**What to produce:** State the number of lines in the material below that have "вложений" in them, without any other text.

**Extracted information:**
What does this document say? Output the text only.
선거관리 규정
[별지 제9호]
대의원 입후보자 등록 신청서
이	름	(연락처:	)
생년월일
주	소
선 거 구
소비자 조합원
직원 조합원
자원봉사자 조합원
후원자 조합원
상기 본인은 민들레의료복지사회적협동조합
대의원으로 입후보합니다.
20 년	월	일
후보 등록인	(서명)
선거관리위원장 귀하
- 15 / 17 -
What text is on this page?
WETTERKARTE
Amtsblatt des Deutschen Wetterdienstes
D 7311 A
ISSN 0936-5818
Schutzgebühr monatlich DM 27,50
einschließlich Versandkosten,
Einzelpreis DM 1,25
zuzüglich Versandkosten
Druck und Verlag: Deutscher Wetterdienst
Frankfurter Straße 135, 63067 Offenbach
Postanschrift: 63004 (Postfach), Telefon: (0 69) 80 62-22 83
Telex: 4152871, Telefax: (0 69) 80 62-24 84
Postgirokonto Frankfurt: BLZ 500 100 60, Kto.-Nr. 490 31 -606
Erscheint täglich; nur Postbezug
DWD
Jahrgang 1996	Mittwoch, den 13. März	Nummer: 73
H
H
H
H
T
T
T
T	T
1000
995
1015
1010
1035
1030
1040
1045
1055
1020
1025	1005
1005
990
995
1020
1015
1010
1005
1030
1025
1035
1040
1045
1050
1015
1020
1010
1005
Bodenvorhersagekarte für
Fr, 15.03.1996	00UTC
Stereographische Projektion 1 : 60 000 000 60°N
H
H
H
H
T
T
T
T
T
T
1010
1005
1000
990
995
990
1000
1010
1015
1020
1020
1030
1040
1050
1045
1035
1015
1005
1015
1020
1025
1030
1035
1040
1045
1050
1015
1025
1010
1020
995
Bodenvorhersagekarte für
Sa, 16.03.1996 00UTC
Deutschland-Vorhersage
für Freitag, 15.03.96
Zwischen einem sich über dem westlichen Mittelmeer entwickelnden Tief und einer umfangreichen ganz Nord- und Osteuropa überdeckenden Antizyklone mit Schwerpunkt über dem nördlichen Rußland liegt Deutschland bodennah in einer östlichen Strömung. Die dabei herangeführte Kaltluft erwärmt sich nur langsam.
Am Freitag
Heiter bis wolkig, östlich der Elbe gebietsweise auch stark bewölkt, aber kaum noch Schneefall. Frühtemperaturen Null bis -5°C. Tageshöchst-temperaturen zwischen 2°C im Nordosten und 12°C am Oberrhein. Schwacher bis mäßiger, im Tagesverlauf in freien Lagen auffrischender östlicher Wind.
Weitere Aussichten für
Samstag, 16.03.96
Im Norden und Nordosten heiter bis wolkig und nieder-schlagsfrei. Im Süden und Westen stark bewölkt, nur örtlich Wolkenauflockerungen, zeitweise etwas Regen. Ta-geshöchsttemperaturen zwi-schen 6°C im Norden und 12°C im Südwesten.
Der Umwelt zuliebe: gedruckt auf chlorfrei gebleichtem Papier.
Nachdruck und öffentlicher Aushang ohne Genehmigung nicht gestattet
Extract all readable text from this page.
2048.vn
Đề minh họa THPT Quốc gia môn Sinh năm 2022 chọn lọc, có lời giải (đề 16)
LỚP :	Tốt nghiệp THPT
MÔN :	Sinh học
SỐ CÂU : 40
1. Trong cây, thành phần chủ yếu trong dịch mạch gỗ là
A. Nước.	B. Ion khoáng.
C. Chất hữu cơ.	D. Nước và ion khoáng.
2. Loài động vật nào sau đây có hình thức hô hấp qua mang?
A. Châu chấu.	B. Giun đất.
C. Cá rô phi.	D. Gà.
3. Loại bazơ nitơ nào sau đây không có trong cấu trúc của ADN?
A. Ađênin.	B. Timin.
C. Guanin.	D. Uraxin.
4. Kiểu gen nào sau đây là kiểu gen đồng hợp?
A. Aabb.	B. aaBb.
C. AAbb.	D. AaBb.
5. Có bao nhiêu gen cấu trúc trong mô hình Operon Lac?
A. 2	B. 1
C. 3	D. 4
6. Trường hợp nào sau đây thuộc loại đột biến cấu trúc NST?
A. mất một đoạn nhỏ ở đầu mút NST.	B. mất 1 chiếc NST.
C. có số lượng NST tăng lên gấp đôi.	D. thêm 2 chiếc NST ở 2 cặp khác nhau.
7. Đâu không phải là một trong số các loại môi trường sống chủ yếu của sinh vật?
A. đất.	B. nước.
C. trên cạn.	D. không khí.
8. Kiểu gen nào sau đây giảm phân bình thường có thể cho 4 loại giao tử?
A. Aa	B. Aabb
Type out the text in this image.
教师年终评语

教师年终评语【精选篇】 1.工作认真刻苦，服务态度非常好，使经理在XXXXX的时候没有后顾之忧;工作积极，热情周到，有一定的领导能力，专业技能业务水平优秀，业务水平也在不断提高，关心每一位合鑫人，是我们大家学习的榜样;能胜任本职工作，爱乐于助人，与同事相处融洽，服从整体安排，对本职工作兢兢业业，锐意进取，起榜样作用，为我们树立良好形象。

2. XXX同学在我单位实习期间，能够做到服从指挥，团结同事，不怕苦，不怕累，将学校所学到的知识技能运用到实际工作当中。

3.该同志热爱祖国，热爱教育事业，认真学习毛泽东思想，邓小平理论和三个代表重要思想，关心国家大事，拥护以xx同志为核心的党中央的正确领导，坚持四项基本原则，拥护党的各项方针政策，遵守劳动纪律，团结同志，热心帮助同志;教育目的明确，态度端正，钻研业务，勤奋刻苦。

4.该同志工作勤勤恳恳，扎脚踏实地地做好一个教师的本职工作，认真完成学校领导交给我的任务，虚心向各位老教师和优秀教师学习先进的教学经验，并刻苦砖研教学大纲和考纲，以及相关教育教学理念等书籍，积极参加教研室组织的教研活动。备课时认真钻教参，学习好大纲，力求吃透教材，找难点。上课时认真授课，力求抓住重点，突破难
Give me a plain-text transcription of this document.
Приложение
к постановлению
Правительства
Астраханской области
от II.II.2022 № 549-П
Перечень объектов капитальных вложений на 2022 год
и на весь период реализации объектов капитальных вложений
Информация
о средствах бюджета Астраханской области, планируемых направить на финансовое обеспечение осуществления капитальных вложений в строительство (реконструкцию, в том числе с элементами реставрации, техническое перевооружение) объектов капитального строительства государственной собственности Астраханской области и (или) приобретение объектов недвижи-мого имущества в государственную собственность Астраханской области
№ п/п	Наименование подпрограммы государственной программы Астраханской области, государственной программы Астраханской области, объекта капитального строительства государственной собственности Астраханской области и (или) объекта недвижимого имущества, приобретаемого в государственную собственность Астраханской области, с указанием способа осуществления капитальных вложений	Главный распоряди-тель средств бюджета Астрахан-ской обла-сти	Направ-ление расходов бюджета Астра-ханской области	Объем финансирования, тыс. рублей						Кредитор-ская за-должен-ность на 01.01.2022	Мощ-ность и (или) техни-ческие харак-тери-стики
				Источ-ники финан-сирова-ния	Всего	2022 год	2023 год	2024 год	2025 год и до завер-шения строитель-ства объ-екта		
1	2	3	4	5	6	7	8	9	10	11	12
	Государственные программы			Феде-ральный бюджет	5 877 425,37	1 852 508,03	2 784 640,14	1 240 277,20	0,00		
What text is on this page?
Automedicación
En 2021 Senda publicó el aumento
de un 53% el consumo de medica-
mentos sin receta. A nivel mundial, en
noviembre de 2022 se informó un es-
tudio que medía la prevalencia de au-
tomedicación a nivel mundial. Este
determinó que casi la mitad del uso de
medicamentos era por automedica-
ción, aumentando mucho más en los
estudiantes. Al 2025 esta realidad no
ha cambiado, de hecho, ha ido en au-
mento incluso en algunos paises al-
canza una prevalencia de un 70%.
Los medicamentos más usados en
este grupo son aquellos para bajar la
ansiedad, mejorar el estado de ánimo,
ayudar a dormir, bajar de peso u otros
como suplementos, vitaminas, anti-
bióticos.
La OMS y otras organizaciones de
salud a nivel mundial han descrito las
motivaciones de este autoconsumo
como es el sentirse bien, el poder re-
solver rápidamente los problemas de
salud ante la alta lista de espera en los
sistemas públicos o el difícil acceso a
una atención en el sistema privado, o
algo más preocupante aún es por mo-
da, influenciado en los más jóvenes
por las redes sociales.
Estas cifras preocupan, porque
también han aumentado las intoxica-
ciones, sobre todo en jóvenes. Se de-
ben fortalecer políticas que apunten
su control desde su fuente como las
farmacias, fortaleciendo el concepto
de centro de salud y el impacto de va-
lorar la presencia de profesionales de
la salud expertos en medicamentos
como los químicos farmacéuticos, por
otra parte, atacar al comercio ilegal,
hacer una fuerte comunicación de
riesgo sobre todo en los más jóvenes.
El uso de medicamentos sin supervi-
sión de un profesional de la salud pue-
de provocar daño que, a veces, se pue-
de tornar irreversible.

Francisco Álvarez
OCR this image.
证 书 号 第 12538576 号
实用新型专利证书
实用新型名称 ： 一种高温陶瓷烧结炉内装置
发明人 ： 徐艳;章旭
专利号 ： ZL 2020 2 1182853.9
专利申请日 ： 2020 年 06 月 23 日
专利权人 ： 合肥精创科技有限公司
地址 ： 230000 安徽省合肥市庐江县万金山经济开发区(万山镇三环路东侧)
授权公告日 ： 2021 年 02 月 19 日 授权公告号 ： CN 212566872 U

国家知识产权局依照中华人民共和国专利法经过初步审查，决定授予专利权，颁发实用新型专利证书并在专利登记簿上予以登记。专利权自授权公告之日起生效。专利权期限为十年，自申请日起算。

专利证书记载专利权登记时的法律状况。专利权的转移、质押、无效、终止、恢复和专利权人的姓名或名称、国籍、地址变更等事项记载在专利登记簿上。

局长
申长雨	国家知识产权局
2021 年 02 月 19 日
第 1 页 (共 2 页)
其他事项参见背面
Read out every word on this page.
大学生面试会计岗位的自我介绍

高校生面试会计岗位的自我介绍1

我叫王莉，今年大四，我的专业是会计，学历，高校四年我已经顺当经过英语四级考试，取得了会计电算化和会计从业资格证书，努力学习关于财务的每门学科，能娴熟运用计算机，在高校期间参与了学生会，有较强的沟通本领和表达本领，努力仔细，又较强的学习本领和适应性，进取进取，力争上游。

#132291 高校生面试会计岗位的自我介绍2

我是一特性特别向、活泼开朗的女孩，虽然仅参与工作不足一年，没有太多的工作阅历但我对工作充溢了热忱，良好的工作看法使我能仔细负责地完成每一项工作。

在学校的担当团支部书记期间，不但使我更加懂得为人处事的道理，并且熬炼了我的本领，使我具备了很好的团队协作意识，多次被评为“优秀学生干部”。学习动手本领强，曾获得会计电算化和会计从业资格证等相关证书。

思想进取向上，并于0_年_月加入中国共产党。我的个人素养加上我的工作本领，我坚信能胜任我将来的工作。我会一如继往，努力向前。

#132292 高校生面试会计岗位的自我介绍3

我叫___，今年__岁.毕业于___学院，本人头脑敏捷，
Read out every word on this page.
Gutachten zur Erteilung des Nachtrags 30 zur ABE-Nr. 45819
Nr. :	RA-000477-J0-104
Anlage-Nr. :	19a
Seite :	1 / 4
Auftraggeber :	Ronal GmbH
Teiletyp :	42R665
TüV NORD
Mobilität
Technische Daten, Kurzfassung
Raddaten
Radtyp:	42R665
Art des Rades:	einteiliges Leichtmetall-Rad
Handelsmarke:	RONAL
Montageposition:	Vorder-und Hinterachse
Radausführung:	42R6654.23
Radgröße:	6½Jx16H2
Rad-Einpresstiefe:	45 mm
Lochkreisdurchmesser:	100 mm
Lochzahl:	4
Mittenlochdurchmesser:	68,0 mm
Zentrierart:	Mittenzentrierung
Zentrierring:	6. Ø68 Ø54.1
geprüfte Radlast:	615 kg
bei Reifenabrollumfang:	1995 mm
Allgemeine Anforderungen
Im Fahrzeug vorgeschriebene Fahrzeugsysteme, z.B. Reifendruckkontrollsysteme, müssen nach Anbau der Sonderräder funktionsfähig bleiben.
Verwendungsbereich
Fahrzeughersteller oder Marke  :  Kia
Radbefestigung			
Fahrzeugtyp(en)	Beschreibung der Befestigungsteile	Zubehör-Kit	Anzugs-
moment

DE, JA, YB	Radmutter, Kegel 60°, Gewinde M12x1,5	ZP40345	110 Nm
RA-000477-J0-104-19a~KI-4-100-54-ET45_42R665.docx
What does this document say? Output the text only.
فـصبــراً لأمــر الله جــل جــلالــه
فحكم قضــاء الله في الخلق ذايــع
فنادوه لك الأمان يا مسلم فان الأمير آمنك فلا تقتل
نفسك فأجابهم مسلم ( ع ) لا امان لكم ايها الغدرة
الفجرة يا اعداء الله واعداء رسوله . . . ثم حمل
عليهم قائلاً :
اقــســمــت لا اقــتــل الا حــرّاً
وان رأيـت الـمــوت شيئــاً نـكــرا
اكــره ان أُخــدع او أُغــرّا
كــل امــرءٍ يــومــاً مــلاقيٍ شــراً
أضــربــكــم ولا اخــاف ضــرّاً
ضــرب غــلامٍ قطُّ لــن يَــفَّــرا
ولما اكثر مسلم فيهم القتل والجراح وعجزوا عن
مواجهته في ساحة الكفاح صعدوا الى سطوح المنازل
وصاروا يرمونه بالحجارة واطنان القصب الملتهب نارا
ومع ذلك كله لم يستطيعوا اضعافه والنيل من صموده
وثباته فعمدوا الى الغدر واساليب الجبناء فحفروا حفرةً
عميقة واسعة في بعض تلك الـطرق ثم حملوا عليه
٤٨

**Answer:** 4